WORK TO COMPLETE:
Give the total number of lines with the word "cultures" in them, and no other words.

DATA FOR THIS EXERCISE:
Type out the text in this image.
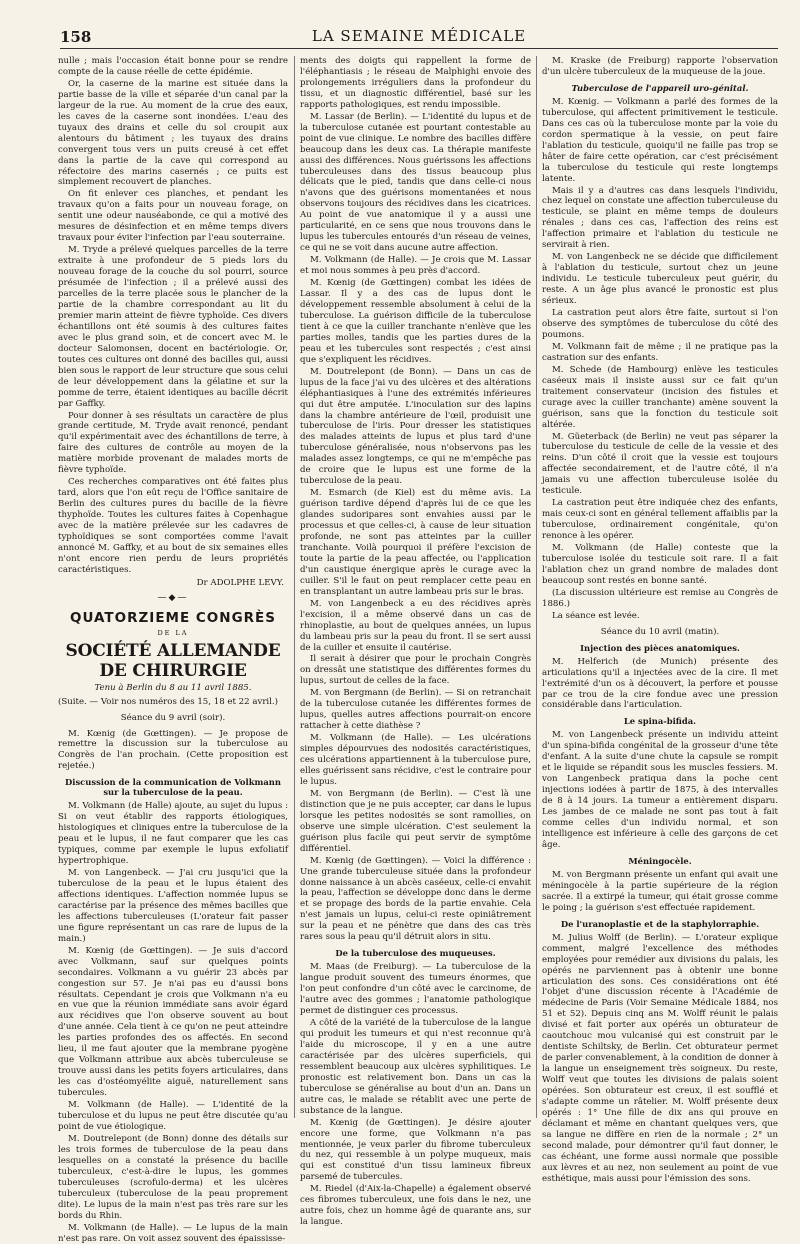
158	LA SEMAINE MÉDICALE

nulle ; mais l'occasion était bonne pour se rendre compte de la cause réelle de cette épidémie.

Or, la caserne de la marine est située dans la partie basse de la ville et séparée d'un canal par la largeur de la rue. Au moment de la crue des eaux, les caves de la caserne sont inondées. L'eau des tuyaux des drains et celle du sol croupit aux alentours du bâtiment ; les tuyaux des drains convergent tous vers un puits creusé à cet effet dans la partie de la cave qui correspond au réfectoire des marins casernés ; ce puits est simplement recouvert de planches.

On fit enlever ces planches, et pendant les travaux qu'on a faits pour un nouveau forage, on sentit une odeur nauséabonde, ce qui a motivé des mesures de désinfection et en même temps divers travaux pour éviter l'infection par l'eau souterraine.

M. Tryde a prélevé quelques parcelles de la terre extraite à une profondeur de 5 pieds lors du nouveau forage de la couche du sol pourri, source présumée de l'infection ; il a prélevé aussi des parcelles de la terre placée sous le plancher de la partie de la chambre correspondant au lit du premier marin atteint de fièvre typhoïde. Ces divers échantillons ont été soumis à des cultures faites avec le plus grand soin, et de concert avec M. le docteur Salomonsen, docent en bactériologie. Or, toutes ces cultures ont donné des bacilles qui, aussi bien sous le rapport de leur structure que sous celui de leur développement dans la gélatine et sur la pomme de terre, étaient identiques au bacille décrit par Gaffky.

Pour donner à ses résultats un caractère de plus grande certitude, M. Tryde avait renoncé, pendant qu'il expérimentait avec des échantillons de terre, à faire des cultures de contrôle au moyen de la matière morbide provenant de malades morts de fièvre typhoïde.

Ces recherches comparatives ont été faites plus tard, alors que l'on eût reçu de l'Office sanitaire de Berlin des cultures pures du bacille de la fièvre thyphoïde. Toutes les cultures faites à Copenhague avec de la matière prélevée sur les cadavres de typhoïdiques se sont comportées comme l'avait annoncé M. Gaffky, et au bout de six semaines elles n'ont encore rien perdu de leurs propriétés caractéristiques.

Dr ADOLPHE LEVY.
—◆—
QUATORZIEME CONGRÈS
DE LA
SOCIÉTÉ ALLEMANDE DE CHIRURGIE
Tenu à Berlin du 8 au 11 avril 1885.

(Suite. — Voir nos numéros des 15, 18 et 22 avril.)

Séance du 9 avril (soir).

M. Kœnig (de Gœttingen). — Je propose de remettre la discussion sur la tuberculose au Congrès de l'an prochain. (Cette proposition est rejetée.)

Discussion de la communication de Volkmann sur la tuberculose de la peau.

M. Volkmann (de Halle) ajoute, au sujet du lupus : Si on veut établir des rapports étiologiques, histologiques et cliniques entre la tuberculose de la peau et le lupus, il ne faut comparer que les cas typiques, comme par exemple le lupus exfoliatif hypertrophique.

M. von Langenbeck. — J'ai cru jusqu'ici que la tuberculose de la peau et le lupus étaient des affections identiques. L'affection nommée lupus se caractérise par la présence des mêmes bacilles que les affections tuberculeuses (L'orateur fait passer une figure représentant un cas rare de lupus de la main.)

M. Kœnig (de Gœttingen). — Je suis d'accord avec Volkmann, sauf sur quelques points secondaires. Volkmann a vu guérir 23 abcès par congestion sur 57. Je n'ai pas eu d'aussi bons résultats. Cependant je crois que Volkmann n'a eu en vue que la réunion immédiate sans avoir égard aux récidives que l'on observe souvent au bout d'une année. Cela tient à ce qu'on ne peut atteindre les parties profondes des os affectés. En second lieu, il me faut ajouter que la membrane pyogène que Volkmann attribue aux abcès tuberculeuse se trouve aussi dans les petits foyers articulaires, dans les cas d'ostéomyélite aiguë, naturellement sans tubercules.

M. Volkmann (de Halle). — L'identité de la tuberculose et du lupus ne peut être discutée qu'au point de vue étiologique.

M. Doutrelepont (de Bonn) donne des détails sur les trois formes de tuberculose de la peau dans lesquelles on a constaté la présence du bacille tuberculeux, c'est-à-dire le lupus, les gommes tuberculeuses (scrofulo-derma) et les ulcères tuberculeux (tuberculose de la peau proprement dite). Le lupus de la main n'est pas très rare sur les bords du Rhin.

M. Volkmann (de Halle). — Le lupus de la main n'est pas rare. On voit assez souvent des épaississe-

ments des doigts qui rappellent la forme de l'éléphantiasis ; le réseau de Malphighi envoie des prolongements irréguliers dans la profondeur du tissu, et un diagnostic différentiel, basé sur les rapports pathologiques, est rendu impossible.

M. Lassar (de Berlin). — L'identité du lupus et de la tuberculose cutanée est pourtant contestable au point de vue clinique. Le nombre des bacilles diffère beaucoup dans les deux cas. La thérapie manifeste aussi des différences. Nous guérissons les affections tuberculeuses dans des tissus beaucoup plus délicats que le pied, tandis que dans celle-ci nous n'avons que des guérisons momentanées et nous observons toujours des récidives dans les cicatrices. Au point de vue anatomique il y a aussi une particularité, en ce sens que nous trouvons dans le lupus les tubercules entourés d'un réseau de veines, ce qui ne se voit dans aucune autre affection.

M. Volkmann (de Halle). — Je crois que M. Lassar et moi nous sommes à peu près d'accord.

M. Kœnig (de Gœttingen) combat les idées de Lassar. Il y a des cas de lupus dont le développement ressemble absolument à celui de la tuberculose. La guérison difficile de la tuberculose tient à ce que la cuiller tranchante n'enlève que les parties molles, tandis que les parties dures de la peau et les tubercules sont respectés ; c'est ainsi que s'expliquent les récidives.

M. Doutrelepont (de Bonn). — Dans un cas de lupus de la face j'ai vu des ulcères et des altérations éléphantiasiques à l'une des extrémités inférieures qui dut être amputée. L'inoculation sur des lapins dans la chambre antérieure de l'œil, produisit une tuberculose de l'iris. Pour dresser les statistiques des malades atteints de lupus et plus tard d'une tuberculose généralisée, nous n'observons pas les malades assez longtemps, ce qui ne m'empêche pas de croire que le lupus est une forme de la tuberculose de la peau.

M. Esmarch (de Kiel) est du même avis. La guérison tardive dépend d'après lui de ce que les glandes sudoripares sont envahies aussi par le processus et que celles-ci, à cause de leur situation profonde, ne sont pas atteintes par la cuiller tranchante. Voilà pourquoi il préfère l'excision de toute la partie de la peau affectée, ou l'application d'un caustique énergique après le curage avec la cuiller. S'il le faut on peut remplacer cette peau en en transplantant un autre lambeau pris sur le bras.

M. von Langenbeck a eu des récidives après l'excision, il a même observé dans un cas de rhinoplastie, au bout de quelques années, un lupus du lambeau pris sur la peau du front. Il se sert aussi de la cuiller et ensuite il cautérise.

Il serait à désirer que pour le prochain Congrès on dressât une statistique des différentes formes du lupus, surtout de celles de la face.

M. von Bergmann (de Berlin). — Si on retranchait de la tuberculose cutanée les différentes formes de lupus, quelles autres affections pourrait-on encore rattacher à cette diathèse ?

M. Volkmann (de Halle). — Les ulcérations simples dépourvues des nodosités caractéristiques, ces ulcérations appartiennent à la tuberculose pure, elles guérissent sans récidive, c'est le contraire pour le lupus.

M. von Bergmann (de Berlin). — C'est là une distinction que je ne puis accepter, car dans le lupus lorsque les petites nodosités se sont ramollies, on observe une simple ulcération. C'est seulement la guérison plus facile qui peut servir de symptôme différentiel.

M. Kœnig (de Gœttingen). — Voici la différence : Une grande tuberculeuse située dans la profondeur donne naissance à un abcès caséeux, celle-ci envahit la peau, l'affection se développe donc dans le derme et se propage des bords de la partie envahie. Cela n'est jamais un lupus, celui-ci reste opiniâtrement sur la peau et ne pénètre que dans des cas très rares sous la peau qu'il détruit alors in situ.

De la tuberculose des muqueuses.

M. Maas (de Freiburg). — La tuberculose de la langue produit souvent des tumeurs énormes, que l'on peut confondre d'un côté avec le carcinome, de l'autre avec des gommes ; l'anatomie pathologique permet de distinguer ces processus.

A côté de la variété de la tuberculose de la langue qui produit les tumeurs et qui n'est reconnue qu'à l'aide du microscope, il y en a une autre caractérisée par des ulcères superficiels, qui ressemblent beaucoup aux ulcères syphilitiques. Le pronostic est relativement bon. Dans un cas la tuberculose se généralise au bout d'un an. Dans un autre cas, le malade se rétablit avec une perte de substance de la langue.

M. Kœnig (de Gœttingen). Je désire ajouter encore une forme, que Volkmann n'a pas mentionnée, je veux parler du fibrome tuberculeux du nez, qui ressemble à un polype muqueux, mais qui est constitué d'un tissu lamineux fibreux parsemé de tubercules.

M. Riedel (d'Aix-la-Chapelle) a également observé ces fibromes tuberculeux, une fois dans le nez, une autre fois, chez un homme âgé de quarante ans, sur la langue.

M. Kraske (de Freiburg) rapporte l'observation d'un ulcère tuberculeux de la muqueuse de la joue.

Tuberculose de l'appareil uro-génital.

M. Kœnig. — Volkmann a parlé des formes de la tuberculose, qui affectent primitivement le testicule. Dans ces cas où la tuberculose monte par la voie du cordon spermatique à la vessie, on peut faire l'ablation du testicule, quoiqu'il ne faille pas trop se hâter de faire cette opération, car c'est précisément la tuberculose du testicule qui reste longtemps latente.

Mais il y a d'autres cas dans lesquels l'individu, chez lequel on constate une affection tuberculeuse du testicule, se plaint en même temps de douleurs rénales ; dans ces cas, l'affection des reins est l'affection primaire et l'ablation du testicule ne servirait à rien.

M. von Langenbeck ne se décide que difficilement à l'ablation du testicule, surtout chez un jeune individu. Le testicule tuberculeux peut guérir, du reste. A un âge plus avancé le pronostic est plus sérieux.

La castration peut alors être faite, surtout si l'on observe des symptômes de tuberculose du côté des poumons.

M. Volkmann fait de même ; il ne pratique pas la castration sur des enfants.

M. Schede (de Hambourg) enlève les testicules caséeux mais il insiste aussi sur ce fait qu'un traitement conservateur (incision des fistules et curage avec la cuiller tranchante) amène souvent la guérison, sans que la fonction du testicule soit altérée.

M. Güeterback (de Berlin) ne veut pas séparer la tuberculose du testicule de celle de la vessie et des reins. D'un côté il croit que la vessie est toujours affectée secondairement, et de l'autre côté, il n'a jamais vu une affection tuberculeuse isolée du testicule.

La castration peut être indiquée chez des enfants, mais ceux-ci sont en général tellement affaiblis par la tuberculose, ordinairement congénitale, qu'on renonce à les opérer.

M. Volkmann (de Halle) conteste que la tuberculose isolée du testicule soit rare. Il a fait l'ablation chez un grand nombre de malades dont beaucoup sont restés en bonne santé.

(La discussion ultérieure est remise au Congrès de 1886.)

La séance est levée.

Séance du 10 avril (matin).
Injection des pièces anatomiques.

M. Helferich (de Munich) présente des articulations qu'il a injectées avec de la cire. Il met l'extrémité d'un os à découvert, la perfore et pousse par ce trou de la cire fondue avec une pression considérable dans l'articulation.

Le spina-bifida.

M. von Langenbeck présente un individu atteint d'un spina-bifida congénital de la grosseur d'une tête d'enfant. A la suite d'une chute la capsule se rompit et le liquide se répandit sous les muscles fessiers. M. von Langenbeck pratiqua dans la poche cent injections iodées à partir de 1875, à des intervalles de 8 à 14 jours. La tumeur a entièrement disparu. Les jambes de ce malade ne sont pas tout à fait comme celles d'un individu normal, et son intelligence est inférieure à celle des garçons de cet âge.

Méningocèle.

M. von Bergmann présente un enfant qui avait une méningocèle à la partie supérieure de la région sacrée. Il a extirpé la tumeur, qui était grosse comme le poing ; la guérison s'est effectuée rapidement.

De l'uranoplastie et de la staphylorraphie.

M. Julius Wolff (de Berlin). — L'orateur explique comment, malgré l'excellence des méthodes employées pour remédier aux divisions du palais, les opérés ne parviennent pas à obtenir une bonne articulation des sons. Ces considérations ont été l'objet d'une discussion récente à l'Académie de médecine de Paris (Voir Semaine Médicale 1884, nos 51 et 52). Depuis cinq ans M. Wolff réunit le palais divisé et fait porter aux opérés un obturateur de caoutchouc mou vulcanisé qui est construit par le dentiste Schiltsky, de Berlin. Cet obturateur permet de parler convenablement, à la condition de donner à la langue un enseignement très soigneux. Du reste, Wolff veut que toutes les divisions de palais soient opérées. Son obturateur est creux, il est soufflé et s'adapte comme un râtelier. M. Wolff présente deux opérés : 1° Une fille de dix ans qui prouve en déclamant et même en chantant quelques vers, que sa langue ne diffère en rien de la normale ; 2° un second malade, pour démontrer qu'il faut donner, le cas échéant, une forme aussi normale que possible aux lèvres et au nez, non seulement au point de vue esthétique, mais aussi pour l'émission des sons.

RESULT FOR THIS TASK:
3